→ WHAT YOU NEED TO DO
Sort through the entries below and pull out lines containing the word "phân".

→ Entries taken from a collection
[START]

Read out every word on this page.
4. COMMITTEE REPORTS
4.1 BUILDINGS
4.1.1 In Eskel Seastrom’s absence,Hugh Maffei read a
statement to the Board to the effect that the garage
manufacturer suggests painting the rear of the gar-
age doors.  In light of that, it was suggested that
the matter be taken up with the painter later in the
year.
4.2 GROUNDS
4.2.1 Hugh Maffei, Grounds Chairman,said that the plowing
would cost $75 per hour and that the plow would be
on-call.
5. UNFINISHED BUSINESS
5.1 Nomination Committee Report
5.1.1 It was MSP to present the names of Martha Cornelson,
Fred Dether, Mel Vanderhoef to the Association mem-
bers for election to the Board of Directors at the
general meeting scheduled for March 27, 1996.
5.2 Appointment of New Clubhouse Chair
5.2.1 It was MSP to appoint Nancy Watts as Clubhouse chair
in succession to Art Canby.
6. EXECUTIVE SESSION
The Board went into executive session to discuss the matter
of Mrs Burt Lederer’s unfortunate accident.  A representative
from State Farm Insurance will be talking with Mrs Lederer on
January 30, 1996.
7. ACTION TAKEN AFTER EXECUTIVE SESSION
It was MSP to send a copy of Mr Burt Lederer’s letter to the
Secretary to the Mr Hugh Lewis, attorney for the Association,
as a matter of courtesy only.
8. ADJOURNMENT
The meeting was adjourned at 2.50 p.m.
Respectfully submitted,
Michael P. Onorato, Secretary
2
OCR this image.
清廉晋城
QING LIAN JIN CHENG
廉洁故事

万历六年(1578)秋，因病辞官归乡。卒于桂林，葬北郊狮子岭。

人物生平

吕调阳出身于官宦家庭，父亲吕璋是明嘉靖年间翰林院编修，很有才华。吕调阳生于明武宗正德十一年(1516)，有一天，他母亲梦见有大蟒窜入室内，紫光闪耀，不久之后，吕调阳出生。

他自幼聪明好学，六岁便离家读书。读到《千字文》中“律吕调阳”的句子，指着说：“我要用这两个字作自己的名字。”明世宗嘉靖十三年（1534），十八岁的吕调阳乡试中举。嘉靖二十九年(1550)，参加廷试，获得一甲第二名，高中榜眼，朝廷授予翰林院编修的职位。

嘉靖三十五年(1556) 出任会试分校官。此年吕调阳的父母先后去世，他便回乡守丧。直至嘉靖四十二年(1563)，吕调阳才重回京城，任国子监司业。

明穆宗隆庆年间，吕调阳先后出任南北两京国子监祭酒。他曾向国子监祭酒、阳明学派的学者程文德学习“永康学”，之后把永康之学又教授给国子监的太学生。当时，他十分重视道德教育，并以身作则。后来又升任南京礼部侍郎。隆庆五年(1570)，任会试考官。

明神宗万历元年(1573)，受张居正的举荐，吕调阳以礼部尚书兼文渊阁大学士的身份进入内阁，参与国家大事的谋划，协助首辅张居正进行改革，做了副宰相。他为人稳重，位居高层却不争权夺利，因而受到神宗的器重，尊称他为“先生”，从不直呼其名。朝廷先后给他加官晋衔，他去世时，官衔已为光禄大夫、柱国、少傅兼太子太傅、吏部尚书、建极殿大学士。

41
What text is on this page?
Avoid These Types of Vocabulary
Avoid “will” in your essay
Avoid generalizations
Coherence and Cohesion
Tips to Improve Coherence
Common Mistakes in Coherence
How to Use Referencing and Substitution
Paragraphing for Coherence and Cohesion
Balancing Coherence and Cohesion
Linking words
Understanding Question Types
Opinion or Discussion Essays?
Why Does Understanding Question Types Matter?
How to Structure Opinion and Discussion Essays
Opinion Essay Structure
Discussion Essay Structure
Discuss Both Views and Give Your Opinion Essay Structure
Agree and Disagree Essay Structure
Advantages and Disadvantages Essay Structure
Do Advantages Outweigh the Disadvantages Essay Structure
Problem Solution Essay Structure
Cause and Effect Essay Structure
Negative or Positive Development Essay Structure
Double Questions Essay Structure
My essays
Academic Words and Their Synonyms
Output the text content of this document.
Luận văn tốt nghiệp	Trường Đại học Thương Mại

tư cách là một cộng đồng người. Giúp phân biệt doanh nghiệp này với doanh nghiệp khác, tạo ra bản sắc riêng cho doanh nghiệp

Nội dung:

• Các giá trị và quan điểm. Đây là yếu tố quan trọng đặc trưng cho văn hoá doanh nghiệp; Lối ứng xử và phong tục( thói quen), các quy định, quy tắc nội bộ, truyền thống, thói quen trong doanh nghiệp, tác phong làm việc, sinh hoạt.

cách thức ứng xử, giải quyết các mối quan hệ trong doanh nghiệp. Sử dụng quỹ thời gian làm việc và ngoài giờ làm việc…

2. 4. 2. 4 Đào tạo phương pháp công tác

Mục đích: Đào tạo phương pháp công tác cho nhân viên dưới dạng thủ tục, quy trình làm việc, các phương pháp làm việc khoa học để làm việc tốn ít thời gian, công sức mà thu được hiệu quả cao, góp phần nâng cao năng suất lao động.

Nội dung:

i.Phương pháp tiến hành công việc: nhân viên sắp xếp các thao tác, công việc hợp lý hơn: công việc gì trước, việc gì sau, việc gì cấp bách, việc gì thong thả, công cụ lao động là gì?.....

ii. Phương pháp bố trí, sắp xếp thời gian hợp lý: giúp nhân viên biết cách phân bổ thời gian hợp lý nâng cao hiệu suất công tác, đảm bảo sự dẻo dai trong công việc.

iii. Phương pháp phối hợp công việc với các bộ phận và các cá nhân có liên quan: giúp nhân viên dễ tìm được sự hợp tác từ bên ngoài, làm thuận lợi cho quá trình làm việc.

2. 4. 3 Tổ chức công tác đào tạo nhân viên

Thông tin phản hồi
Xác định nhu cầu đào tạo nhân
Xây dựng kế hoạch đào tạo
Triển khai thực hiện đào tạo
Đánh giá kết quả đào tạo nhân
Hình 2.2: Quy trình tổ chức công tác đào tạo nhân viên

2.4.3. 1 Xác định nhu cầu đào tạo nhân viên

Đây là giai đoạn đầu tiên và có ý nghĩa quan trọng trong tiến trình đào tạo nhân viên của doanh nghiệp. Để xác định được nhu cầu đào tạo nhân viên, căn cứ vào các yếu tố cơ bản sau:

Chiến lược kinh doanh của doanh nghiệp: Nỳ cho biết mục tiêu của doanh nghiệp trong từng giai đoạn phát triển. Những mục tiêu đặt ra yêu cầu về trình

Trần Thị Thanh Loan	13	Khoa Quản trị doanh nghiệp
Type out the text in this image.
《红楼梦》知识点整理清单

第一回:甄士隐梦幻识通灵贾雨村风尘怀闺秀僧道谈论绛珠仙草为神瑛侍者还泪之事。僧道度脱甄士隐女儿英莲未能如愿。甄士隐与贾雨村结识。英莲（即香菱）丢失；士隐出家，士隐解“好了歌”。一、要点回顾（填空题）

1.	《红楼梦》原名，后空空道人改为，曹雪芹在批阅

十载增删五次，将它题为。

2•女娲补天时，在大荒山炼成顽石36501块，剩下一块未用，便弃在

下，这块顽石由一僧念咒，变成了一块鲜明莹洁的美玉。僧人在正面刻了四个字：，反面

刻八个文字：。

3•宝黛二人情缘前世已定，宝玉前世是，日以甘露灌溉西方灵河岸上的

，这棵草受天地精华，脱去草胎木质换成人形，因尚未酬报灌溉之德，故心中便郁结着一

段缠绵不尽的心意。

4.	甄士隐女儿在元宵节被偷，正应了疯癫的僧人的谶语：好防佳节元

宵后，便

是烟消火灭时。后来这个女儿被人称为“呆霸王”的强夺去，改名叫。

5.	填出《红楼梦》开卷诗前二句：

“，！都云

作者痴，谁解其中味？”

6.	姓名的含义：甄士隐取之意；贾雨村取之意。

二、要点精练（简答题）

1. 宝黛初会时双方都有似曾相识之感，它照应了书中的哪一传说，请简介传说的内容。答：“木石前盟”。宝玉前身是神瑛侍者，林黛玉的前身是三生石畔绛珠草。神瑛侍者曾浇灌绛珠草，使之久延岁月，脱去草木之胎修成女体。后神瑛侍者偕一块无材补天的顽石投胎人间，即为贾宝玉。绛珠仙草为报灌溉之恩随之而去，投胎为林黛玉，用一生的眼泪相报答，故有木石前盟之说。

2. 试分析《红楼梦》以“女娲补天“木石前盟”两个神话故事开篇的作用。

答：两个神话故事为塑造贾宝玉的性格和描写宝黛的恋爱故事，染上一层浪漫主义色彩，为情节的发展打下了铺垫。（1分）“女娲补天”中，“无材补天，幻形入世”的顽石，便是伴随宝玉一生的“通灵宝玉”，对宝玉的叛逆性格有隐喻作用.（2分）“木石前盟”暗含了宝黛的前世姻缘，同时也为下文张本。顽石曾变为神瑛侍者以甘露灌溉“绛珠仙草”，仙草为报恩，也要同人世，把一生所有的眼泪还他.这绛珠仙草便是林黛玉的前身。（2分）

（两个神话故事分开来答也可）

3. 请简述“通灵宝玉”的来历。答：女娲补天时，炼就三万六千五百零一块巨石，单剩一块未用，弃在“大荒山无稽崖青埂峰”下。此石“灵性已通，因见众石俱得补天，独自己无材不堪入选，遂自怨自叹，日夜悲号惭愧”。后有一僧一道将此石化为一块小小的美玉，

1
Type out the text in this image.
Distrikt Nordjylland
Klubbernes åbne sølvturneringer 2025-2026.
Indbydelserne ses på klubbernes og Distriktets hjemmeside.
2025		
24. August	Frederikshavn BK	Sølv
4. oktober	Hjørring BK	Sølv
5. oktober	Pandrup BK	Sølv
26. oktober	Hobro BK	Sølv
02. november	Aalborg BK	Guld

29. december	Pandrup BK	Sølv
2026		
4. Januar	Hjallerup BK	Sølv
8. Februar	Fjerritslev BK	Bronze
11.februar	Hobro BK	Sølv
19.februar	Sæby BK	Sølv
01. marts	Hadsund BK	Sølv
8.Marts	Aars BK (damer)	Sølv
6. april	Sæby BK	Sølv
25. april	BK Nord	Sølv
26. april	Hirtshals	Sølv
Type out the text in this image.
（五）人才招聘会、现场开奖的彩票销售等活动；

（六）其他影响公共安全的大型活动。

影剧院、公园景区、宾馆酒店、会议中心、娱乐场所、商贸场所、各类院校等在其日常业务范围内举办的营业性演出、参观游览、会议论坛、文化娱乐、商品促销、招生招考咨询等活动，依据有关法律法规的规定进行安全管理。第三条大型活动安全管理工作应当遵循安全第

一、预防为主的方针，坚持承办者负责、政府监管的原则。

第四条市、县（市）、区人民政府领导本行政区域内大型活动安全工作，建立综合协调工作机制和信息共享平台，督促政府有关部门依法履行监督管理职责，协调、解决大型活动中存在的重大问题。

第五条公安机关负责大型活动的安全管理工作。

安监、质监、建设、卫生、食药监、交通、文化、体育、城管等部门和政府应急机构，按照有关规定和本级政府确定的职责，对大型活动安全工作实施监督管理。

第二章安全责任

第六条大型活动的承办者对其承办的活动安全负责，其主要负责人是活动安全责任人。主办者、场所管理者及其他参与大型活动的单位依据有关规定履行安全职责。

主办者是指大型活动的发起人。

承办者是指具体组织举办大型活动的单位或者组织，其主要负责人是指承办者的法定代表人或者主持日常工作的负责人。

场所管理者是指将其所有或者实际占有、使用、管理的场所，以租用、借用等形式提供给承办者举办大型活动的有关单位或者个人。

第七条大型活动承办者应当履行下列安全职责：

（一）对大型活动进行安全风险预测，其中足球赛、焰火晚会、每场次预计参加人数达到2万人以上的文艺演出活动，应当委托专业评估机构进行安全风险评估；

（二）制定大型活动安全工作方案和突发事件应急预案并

[END]

→ FULL OUTPUT
tư cách là một cộng đồng người. Giúp phân biệt doanh nghiệp này với doanh nghiệp khác, tạo ra bản sắc riêng cho doanh nghiệp
ii. Phương pháp bố trí, sắp xếp thời gian hợp lý: giúp nhân viên biết cách phân bổ thời gian hợp lý nâng cao hiệu suất công tác, đảm bảo sự dẻo dai trong công việc.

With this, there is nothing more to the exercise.